__What to produce__. Below are some entries. Output each one exactly as it appears.

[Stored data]
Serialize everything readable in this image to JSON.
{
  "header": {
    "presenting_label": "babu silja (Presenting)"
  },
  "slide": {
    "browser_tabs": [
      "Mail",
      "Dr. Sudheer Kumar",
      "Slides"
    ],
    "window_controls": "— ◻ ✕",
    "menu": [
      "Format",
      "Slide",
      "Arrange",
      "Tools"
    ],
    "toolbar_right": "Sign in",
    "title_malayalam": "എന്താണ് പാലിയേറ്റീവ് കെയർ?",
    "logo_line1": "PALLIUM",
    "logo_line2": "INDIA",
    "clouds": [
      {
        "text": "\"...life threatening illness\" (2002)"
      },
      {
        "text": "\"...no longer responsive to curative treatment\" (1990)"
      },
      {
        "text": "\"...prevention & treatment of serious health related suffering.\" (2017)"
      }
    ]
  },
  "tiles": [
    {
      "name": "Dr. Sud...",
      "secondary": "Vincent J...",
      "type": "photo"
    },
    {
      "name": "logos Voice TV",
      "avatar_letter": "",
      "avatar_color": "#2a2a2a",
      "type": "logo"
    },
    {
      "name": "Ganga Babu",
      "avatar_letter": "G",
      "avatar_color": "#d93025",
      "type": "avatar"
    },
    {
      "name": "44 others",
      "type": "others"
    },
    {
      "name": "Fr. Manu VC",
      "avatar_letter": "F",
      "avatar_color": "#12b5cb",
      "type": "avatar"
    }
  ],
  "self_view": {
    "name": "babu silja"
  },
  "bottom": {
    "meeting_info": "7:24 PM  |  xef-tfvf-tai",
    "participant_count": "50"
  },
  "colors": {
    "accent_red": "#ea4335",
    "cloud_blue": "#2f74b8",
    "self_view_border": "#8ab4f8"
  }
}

__Task output__.
Serialize everything readable in this image to JSON.
{
  "header": {
    "presenting_label": "babu silja (Presenting)"
  },
  "slide": {
    "browser_tabs": [
      "Mail",
      "Dr. Sudheer Kumar",
      "Slides"
    ],
    "window_controls": "— ◻ ✕",
    "menu": [
      "Format",
      "Slide",
      "Arrange",
      "Tools"
    ],
    "toolbar_right": "Sign in",
    "title_malayalam": "എന്താണ് പാലിയേറ്റീവ് കെയർ?",
    "logo_line1": "PALLIUM",
    "logo_line2": "INDIA",
    "clouds": [
      {
        "text": "\"...life threatening illness\" (2002)"
      },
      {
        "text": "\"...no longer responsive to curative treatment\" (1990)"
      },
      {
        "text": "\"...prevention & treatment of serious health related suffering.\" (2017)"
      }
    ]
  },
  "tiles": [
    {
      "name": "Dr. Sud...",
      "secondary": "Vincent J...",
      "type": "photo"
    },
    {
      "name": "logos Voice TV",
      "avatar_letter": "",
      "avatar_color": "#2a2a2a",
      "type": "logo"
    },
    {
      "name": "Ganga Babu",
      "avatar_letter": "G",
      "avatar_color": "#d93025",
      "type": "avatar"
    },
    {
      "name": "44 others",
      "type": "others"
    },
    {
      "name": "Fr. Manu VC",
      "avatar_letter": "F",
      "avatar_color": "#12b5cb",
      "type": "avatar"
    }
  ],
  "self_view": {
    "name": "babu silja"
  },
  "bottom": {
    "meeting_info": "7:24 PM  |  xef-tfvf-tai",
    "participant_count": "50"
  },
  "colors": {
    "accent_red": "#ea4335",
    "cloud_blue": "#2f74b8",
    "self_view_border": "#8ab4f8"
  }
}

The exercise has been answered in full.